··· Recorded information ···

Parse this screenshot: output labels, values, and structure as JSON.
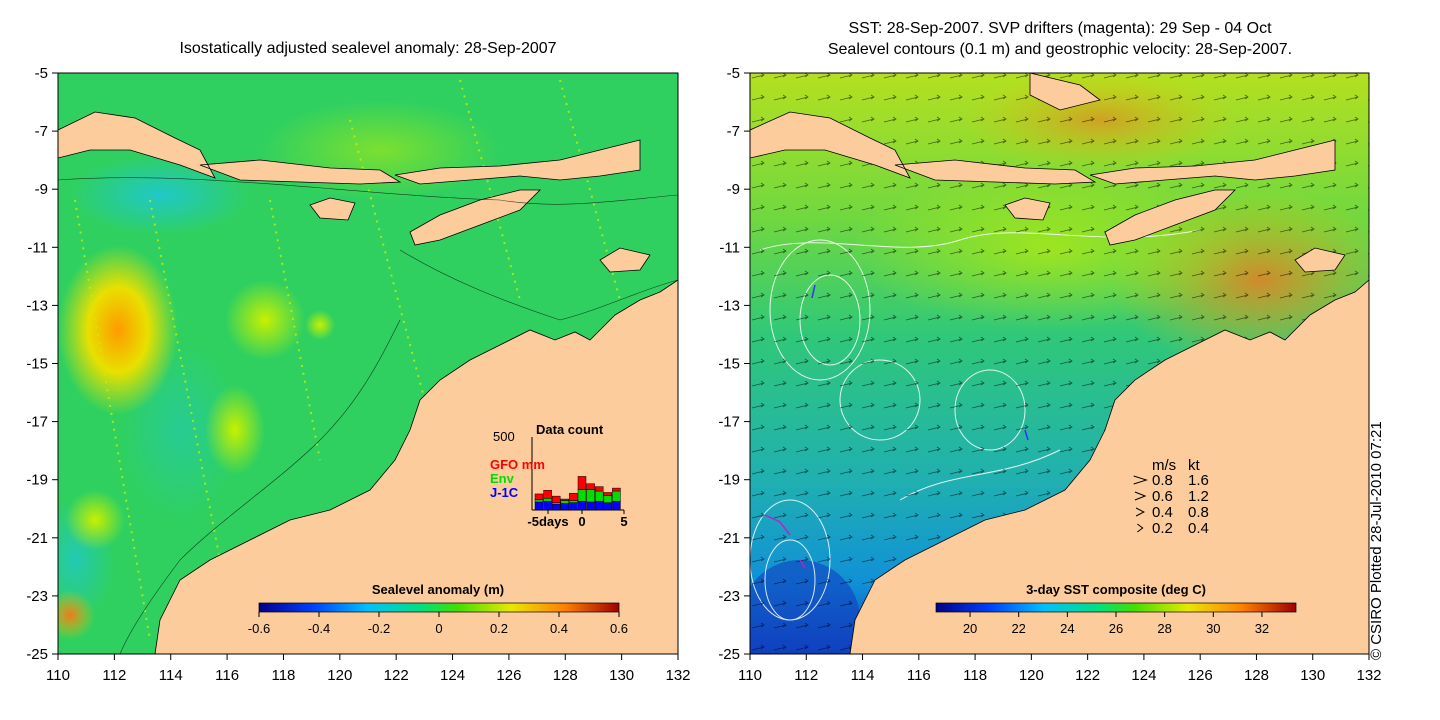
{
  "left_panel": {
    "title": "Isostatically adjusted sealevel anomaly: 28-Sep-2007",
    "colorbar": {
      "label": "Sealevel anomaly (m)",
      "ticks": [
        "-0.6",
        "-0.4",
        "-0.2",
        "0",
        "0.2",
        "0.4",
        "0.6"
      ],
      "range": [
        -0.6,
        0.6
      ]
    },
    "inset": {
      "title": "Data count",
      "ymax_label": "500",
      "legend": [
        {
          "label": "GFO mm",
          "color": "#ff0000"
        },
        {
          "label": "Env",
          "color": "#00dd00"
        },
        {
          "label": "J-1C",
          "color": "#0000ff"
        }
      ],
      "x_ticks": [
        "-5days",
        "0",
        "5"
      ],
      "bars": [
        {
          "blue": 55,
          "green": 15,
          "red": 40
        },
        {
          "blue": 60,
          "green": 20,
          "red": 55
        },
        {
          "blue": 40,
          "green": 10,
          "red": 45
        },
        {
          "blue": 45,
          "green": 20,
          "red": 10
        },
        {
          "blue": 50,
          "green": 15,
          "red": 50
        },
        {
          "blue": 60,
          "green": 80,
          "red": 90
        },
        {
          "blue": 55,
          "green": 85,
          "red": 40
        },
        {
          "blue": 60,
          "green": 70,
          "red": 30
        },
        {
          "blue": 50,
          "green": 50,
          "red": 20
        },
        {
          "blue": 60,
          "green": 70,
          "red": 20
        }
      ]
    }
  },
  "right_panel": {
    "title_line1": "SST: 28-Sep-2007. SVP drifters (magenta): 29 Sep - 04 Oct",
    "title_line2": "Sealevel contours (0.1 m) and geostrophic velocity: 28-Sep-2007.",
    "colorbar": {
      "label": "3-day SST composite (deg C)",
      "ticks": [
        "20",
        "22",
        "24",
        "26",
        "28",
        "30",
        "32"
      ],
      "range": [
        18.6,
        33.4
      ]
    },
    "velocity_legend": {
      "header_ms": "m/s",
      "header_kt": "kt",
      "rows": [
        {
          "ms": "0.8",
          "kt": "1.6"
        },
        {
          "ms": "0.6",
          "kt": "1.2"
        },
        {
          "ms": "0.4",
          "kt": "0.8"
        },
        {
          "ms": "0.2",
          "kt": "0.4"
        }
      ]
    }
  },
  "axes": {
    "y_ticks": [
      "-5",
      "-7",
      "-9",
      "-11",
      "-13",
      "-15",
      "-17",
      "-19",
      "-21",
      "-23",
      "-25"
    ],
    "x_ticks": [
      "110",
      "112",
      "114",
      "116",
      "118",
      "120",
      "122",
      "124",
      "126",
      "128",
      "130",
      "132"
    ],
    "lon_range": [
      110,
      132
    ],
    "lat_range": [
      -25,
      -5
    ]
  },
  "credit": "© CSIRO Plotted 28-Jul-2010 07:21",
  "colors": {
    "land": "#fccc9c",
    "ocean_base_left": "#2fd060",
    "ocean_base_right": "#5fd040"
  }
}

···

◆ Problem description
Leave out the pictures and give the listing above again exactly.

◆ Expected output
Parse this screenshot: output labels, values, and structure as JSON.
{
  "left_panel": {
    "title": "Isostatically adjusted sealevel anomaly: 28-Sep-2007",
    "colorbar": {
      "label": "Sealevel anomaly (m)",
      "ticks": [
        "-0.6",
        "-0.4",
        "-0.2",
        "0",
        "0.2",
        "0.4",
        "0.6"
      ],
      "range": [
        -0.6,
        0.6
      ]
    },
    "inset": {
      "title": "Data count",
      "ymax_label": "500",
      "legend": [
        {
          "label": "GFO mm",
          "color": "#ff0000"
        },
        {
          "label": "Env",
          "color": "#00dd00"
        },
        {
          "label": "J-1C",
          "color": "#0000ff"
        }
      ],
      "x_ticks": [
        "-5days",
        "0",
        "5"
      ],
      "bars": [
        {
          "blue": 55,
          "green": 15,
          "red": 40
        },
        {
          "blue": 60,
          "green": 20,
          "red": 55
        },
        {
          "blue": 40,
          "green": 10,
          "red": 45
        },
        {
          "blue": 45,
          "green": 20,
          "red": 10
        },
        {
          "blue": 50,
          "green": 15,
          "red": 50
        },
        {
          "blue": 60,
          "green": 80,
          "red": 90
        },
        {
          "blue": 55,
          "green": 85,
          "red": 40
        },
        {
          "blue": 60,
          "green": 70,
          "red": 30
        },
        {
          "blue": 50,
          "green": 50,
          "red": 20
        },
        {
          "blue": 60,
          "green": 70,
          "red": 20
        }
      ]
    }
  },
  "right_panel": {
    "title_line1": "SST: 28-Sep-2007. SVP drifters (magenta): 29 Sep - 04 Oct",
    "title_line2": "Sealevel contours (0.1 m) and geostrophic velocity: 28-Sep-2007.",
    "colorbar": {
      "label": "3-day SST composite (deg C)",
      "ticks": [
        "20",
        "22",
        "24",
        "26",
        "28",
        "30",
        "32"
      ],
      "range": [
        18.6,
        33.4
      ]
    },
    "velocity_legend": {
      "header_ms": "m/s",
      "header_kt": "kt",
      "rows": [
        {
          "ms": "0.8",
          "kt": "1.6"
        },
        {
          "ms": "0.6",
          "kt": "1.2"
        },
        {
          "ms": "0.4",
          "kt": "0.8"
        },
        {
          "ms": "0.2",
          "kt": "0.4"
        }
      ]
    }
  },
  "axes": {
    "y_ticks": [
      "-5",
      "-7",
      "-9",
      "-11",
      "-13",
      "-15",
      "-17",
      "-19",
      "-21",
      "-23",
      "-25"
    ],
    "x_ticks": [
      "110",
      "112",
      "114",
      "116",
      "118",
      "120",
      "122",
      "124",
      "126",
      "128",
      "130",
      "132"
    ],
    "lon_range": [
      110,
      132
    ],
    "lat_range": [
      -25,
      -5
    ]
  },
  "credit": "© CSIRO Plotted 28-Jul-2010 07:21",
  "colors": {
    "land": "#fccc9c",
    "ocean_base_left": "#2fd060",
    "ocean_base_right": "#5fd040"
  }
}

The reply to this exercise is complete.